(REQUIREMENT) Wherever a line holds the word "filtre", copy that line out.

(INPUT RECORDS)
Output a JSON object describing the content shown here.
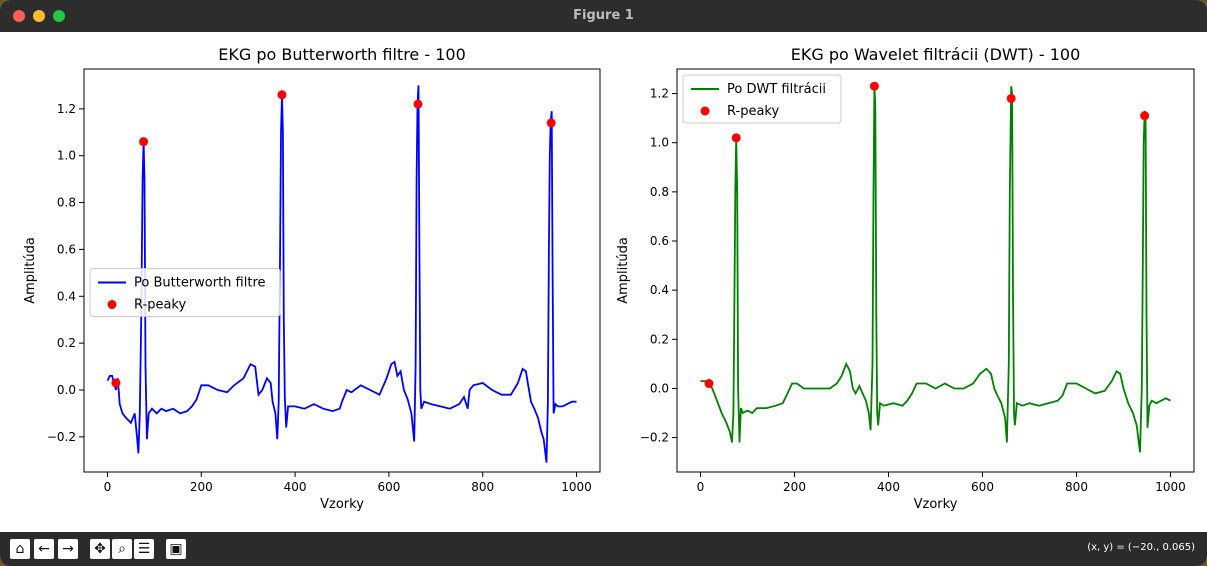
{
  "window": {
    "title": "Figure 1"
  },
  "toolbar": {
    "buttons": [
      {
        "name": "home-button",
        "icon": "home-icon",
        "glyph": "⌂"
      },
      {
        "name": "back-button",
        "icon": "arrow-left-icon",
        "glyph": "←"
      },
      {
        "name": "forward-button",
        "icon": "arrow-right-icon",
        "glyph": "→"
      },
      {
        "name": "pan-button",
        "icon": "pan-icon",
        "glyph": "✥"
      },
      {
        "name": "zoom-button",
        "icon": "zoom-icon",
        "glyph": "⌕"
      },
      {
        "name": "configure-subplots-button",
        "icon": "sliders-icon",
        "glyph": "☰"
      },
      {
        "name": "save-button",
        "icon": "save-icon",
        "glyph": "▣"
      }
    ],
    "coords": "(x, y) = (−20., 0.065)"
  },
  "chart_data": [
    {
      "type": "line",
      "title": "EKG po Butterworth filtre - 100",
      "xlabel": "Vzorky",
      "ylabel": "Amplitúda",
      "xlim": [
        -50,
        1050
      ],
      "ylim": [
        -0.35,
        1.37
      ],
      "xticks": [
        "0",
        "200",
        "400",
        "600",
        "800",
        "1000"
      ],
      "yticks": [
        "−0.2",
        "0.0",
        "0.2",
        "0.4",
        "0.6",
        "0.8",
        "1.0",
        "1.2"
      ],
      "legend_position": "center-left",
      "color": "#0000ff",
      "series": [
        {
          "name": "Po Butterworth filtre",
          "points": [
            [
              0,
              0.04
            ],
            [
              5,
              0.06
            ],
            [
              10,
              0.06
            ],
            [
              14,
              0.03
            ],
            [
              18,
              0.0
            ],
            [
              22,
              0.05
            ],
            [
              26,
              -0.06
            ],
            [
              32,
              -0.1
            ],
            [
              40,
              -0.12
            ],
            [
              50,
              -0.14
            ],
            [
              58,
              -0.1
            ],
            [
              63,
              -0.2
            ],
            [
              66,
              -0.27
            ],
            [
              69,
              -0.1
            ],
            [
              72,
              0.3
            ],
            [
              75,
              0.9
            ],
            [
              77,
              1.06
            ],
            [
              79,
              0.9
            ],
            [
              81,
              0.1
            ],
            [
              84,
              -0.21
            ],
            [
              88,
              -0.1
            ],
            [
              95,
              -0.08
            ],
            [
              105,
              -0.1
            ],
            [
              115,
              -0.08
            ],
            [
              125,
              -0.09
            ],
            [
              140,
              -0.08
            ],
            [
              155,
              -0.1
            ],
            [
              170,
              -0.09
            ],
            [
              180,
              -0.07
            ],
            [
              190,
              -0.04
            ],
            [
              200,
              0.02
            ],
            [
              215,
              0.02
            ],
            [
              235,
              0.0
            ],
            [
              255,
              -0.01
            ],
            [
              270,
              0.02
            ],
            [
              290,
              0.05
            ],
            [
              305,
              0.11
            ],
            [
              315,
              0.1
            ],
            [
              322,
              -0.02
            ],
            [
              330,
              0.0
            ],
            [
              340,
              0.05
            ],
            [
              348,
              0.03
            ],
            [
              352,
              -0.05
            ],
            [
              358,
              -0.1
            ],
            [
              362,
              -0.21
            ],
            [
              365,
              -0.05
            ],
            [
              368,
              0.6
            ],
            [
              370,
              1.1
            ],
            [
              372,
              1.26
            ],
            [
              374,
              1.1
            ],
            [
              376,
              0.3
            ],
            [
              378,
              -0.03
            ],
            [
              381,
              -0.16
            ],
            [
              385,
              -0.07
            ],
            [
              400,
              -0.07
            ],
            [
              420,
              -0.08
            ],
            [
              440,
              -0.06
            ],
            [
              460,
              -0.08
            ],
            [
              480,
              -0.09
            ],
            [
              495,
              -0.08
            ],
            [
              500,
              -0.05
            ],
            [
              510,
              0.0
            ],
            [
              520,
              -0.01
            ],
            [
              540,
              0.02
            ],
            [
              560,
              0.0
            ],
            [
              580,
              -0.02
            ],
            [
              595,
              0.05
            ],
            [
              605,
              0.11
            ],
            [
              612,
              0.12
            ],
            [
              618,
              0.06
            ],
            [
              625,
              0.08
            ],
            [
              632,
              0.0
            ],
            [
              640,
              -0.04
            ],
            [
              648,
              -0.1
            ],
            [
              654,
              -0.22
            ],
            [
              657,
              0.1
            ],
            [
              659,
              0.9
            ],
            [
              661,
              1.22
            ],
            [
              663,
              1.3
            ],
            [
              665,
              0.6
            ],
            [
              667,
              0.0
            ],
            [
              669,
              -0.08
            ],
            [
              675,
              -0.05
            ],
            [
              690,
              -0.06
            ],
            [
              710,
              -0.07
            ],
            [
              730,
              -0.08
            ],
            [
              750,
              -0.06
            ],
            [
              760,
              -0.03
            ],
            [
              768,
              -0.08
            ],
            [
              772,
              0.0
            ],
            [
              780,
              0.02
            ],
            [
              800,
              0.03
            ],
            [
              820,
              0.0
            ],
            [
              840,
              -0.02
            ],
            [
              860,
              -0.02
            ],
            [
              875,
              0.03
            ],
            [
              885,
              0.09
            ],
            [
              892,
              0.08
            ],
            [
              897,
              0.02
            ],
            [
              903,
              -0.05
            ],
            [
              910,
              -0.08
            ],
            [
              918,
              -0.12
            ],
            [
              925,
              -0.18
            ],
            [
              930,
              -0.21
            ],
            [
              936,
              -0.31
            ],
            [
              939,
              -0.05
            ],
            [
              941,
              0.6
            ],
            [
              943,
              1.0
            ],
            [
              945,
              1.15
            ],
            [
              947,
              1.19
            ],
            [
              949,
              0.5
            ],
            [
              951,
              -0.1
            ],
            [
              955,
              -0.06
            ],
            [
              960,
              -0.07
            ],
            [
              970,
              -0.07
            ],
            [
              980,
              -0.06
            ],
            [
              990,
              -0.05
            ],
            [
              1000,
              -0.05
            ]
          ]
        },
        {
          "name": "R-peaky",
          "type": "scatter",
          "color": "#ff0000",
          "points": [
            [
              18,
              0.03
            ],
            [
              77,
              1.06
            ],
            [
              372,
              1.26
            ],
            [
              662,
              1.22
            ],
            [
              946,
              1.14
            ]
          ]
        }
      ]
    },
    {
      "type": "line",
      "title": "EKG po Wavelet filtrácii (DWT) - 100",
      "xlabel": "Vzorky",
      "ylabel": "Amplitúda",
      "xlim": [
        -50,
        1050
      ],
      "ylim": [
        -0.34,
        1.3
      ],
      "xticks": [
        "0",
        "200",
        "400",
        "600",
        "800",
        "1000"
      ],
      "yticks": [
        "−0.2",
        "0.0",
        "0.2",
        "0.4",
        "0.6",
        "0.8",
        "1.0",
        "1.2"
      ],
      "legend_position": "upper-left",
      "color": "#008000",
      "series": [
        {
          "name": "Po DWT filtrácii",
          "points": [
            [
              0,
              0.03
            ],
            [
              10,
              0.03
            ],
            [
              18,
              0.02
            ],
            [
              25,
              0.0
            ],
            [
              35,
              -0.05
            ],
            [
              45,
              -0.1
            ],
            [
              55,
              -0.14
            ],
            [
              63,
              -0.18
            ],
            [
              67,
              -0.22
            ],
            [
              70,
              -0.1
            ],
            [
              72,
              0.3
            ],
            [
              74,
              0.8
            ],
            [
              76,
              1.02
            ],
            [
              78,
              0.8
            ],
            [
              80,
              0.0
            ],
            [
              83,
              -0.22
            ],
            [
              86,
              -0.08
            ],
            [
              90,
              -0.1
            ],
            [
              100,
              -0.09
            ],
            [
              110,
              -0.1
            ],
            [
              120,
              -0.08
            ],
            [
              140,
              -0.08
            ],
            [
              160,
              -0.07
            ],
            [
              175,
              -0.06
            ],
            [
              185,
              -0.02
            ],
            [
              195,
              0.02
            ],
            [
              205,
              0.02
            ],
            [
              220,
              0.0
            ],
            [
              250,
              0.0
            ],
            [
              275,
              0.0
            ],
            [
              290,
              0.02
            ],
            [
              300,
              0.05
            ],
            [
              310,
              0.1
            ],
            [
              318,
              0.07
            ],
            [
              324,
              0.0
            ],
            [
              330,
              -0.02
            ],
            [
              338,
              0.01
            ],
            [
              345,
              -0.02
            ],
            [
              352,
              -0.05
            ],
            [
              358,
              -0.1
            ],
            [
              362,
              -0.17
            ],
            [
              366,
              0.1
            ],
            [
              368,
              0.8
            ],
            [
              370,
              1.23
            ],
            [
              372,
              1.15
            ],
            [
              374,
              0.3
            ],
            [
              376,
              -0.1
            ],
            [
              378,
              -0.15
            ],
            [
              382,
              -0.06
            ],
            [
              390,
              -0.07
            ],
            [
              410,
              -0.06
            ],
            [
              430,
              -0.07
            ],
            [
              440,
              -0.05
            ],
            [
              450,
              -0.02
            ],
            [
              460,
              0.02
            ],
            [
              480,
              0.02
            ],
            [
              500,
              0.0
            ],
            [
              520,
              0.02
            ],
            [
              540,
              0.0
            ],
            [
              560,
              0.0
            ],
            [
              580,
              0.02
            ],
            [
              595,
              0.06
            ],
            [
              608,
              0.08
            ],
            [
              618,
              0.06
            ],
            [
              625,
              0.0
            ],
            [
              632,
              -0.03
            ],
            [
              640,
              -0.06
            ],
            [
              648,
              -0.12
            ],
            [
              652,
              -0.22
            ],
            [
              656,
              0.1
            ],
            [
              658,
              0.8
            ],
            [
              661,
              1.23
            ],
            [
              663,
              1.2
            ],
            [
              665,
              0.4
            ],
            [
              667,
              -0.1
            ],
            [
              669,
              -0.15
            ],
            [
              673,
              -0.06
            ],
            [
              685,
              -0.07
            ],
            [
              700,
              -0.06
            ],
            [
              720,
              -0.07
            ],
            [
              740,
              -0.06
            ],
            [
              760,
              -0.05
            ],
            [
              770,
              -0.03
            ],
            [
              780,
              0.02
            ],
            [
              800,
              0.02
            ],
            [
              820,
              0.0
            ],
            [
              840,
              -0.02
            ],
            [
              860,
              -0.01
            ],
            [
              875,
              0.03
            ],
            [
              885,
              0.07
            ],
            [
              893,
              0.06
            ],
            [
              900,
              0.0
            ],
            [
              910,
              -0.06
            ],
            [
              920,
              -0.1
            ],
            [
              928,
              -0.15
            ],
            [
              935,
              -0.26
            ],
            [
              939,
              0.0
            ],
            [
              941,
              0.5
            ],
            [
              943,
              1.0
            ],
            [
              945,
              1.13
            ],
            [
              947,
              1.1
            ],
            [
              949,
              0.3
            ],
            [
              951,
              -0.16
            ],
            [
              955,
              -0.07
            ],
            [
              960,
              -0.05
            ],
            [
              970,
              -0.06
            ],
            [
              980,
              -0.05
            ],
            [
              990,
              -0.04
            ],
            [
              1000,
              -0.05
            ]
          ]
        },
        {
          "name": "R-peaky",
          "type": "scatter",
          "color": "#ff0000",
          "points": [
            [
              18,
              0.02
            ],
            [
              76,
              1.02
            ],
            [
              370,
              1.23
            ],
            [
              661,
              1.18
            ],
            [
              945,
              1.11
            ]
          ]
        }
      ]
    }
  ]
}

(OUTPUT BELOW)
      "title": "EKG po Butterworth filtre - 100",
          "name": "Po Butterworth filtre",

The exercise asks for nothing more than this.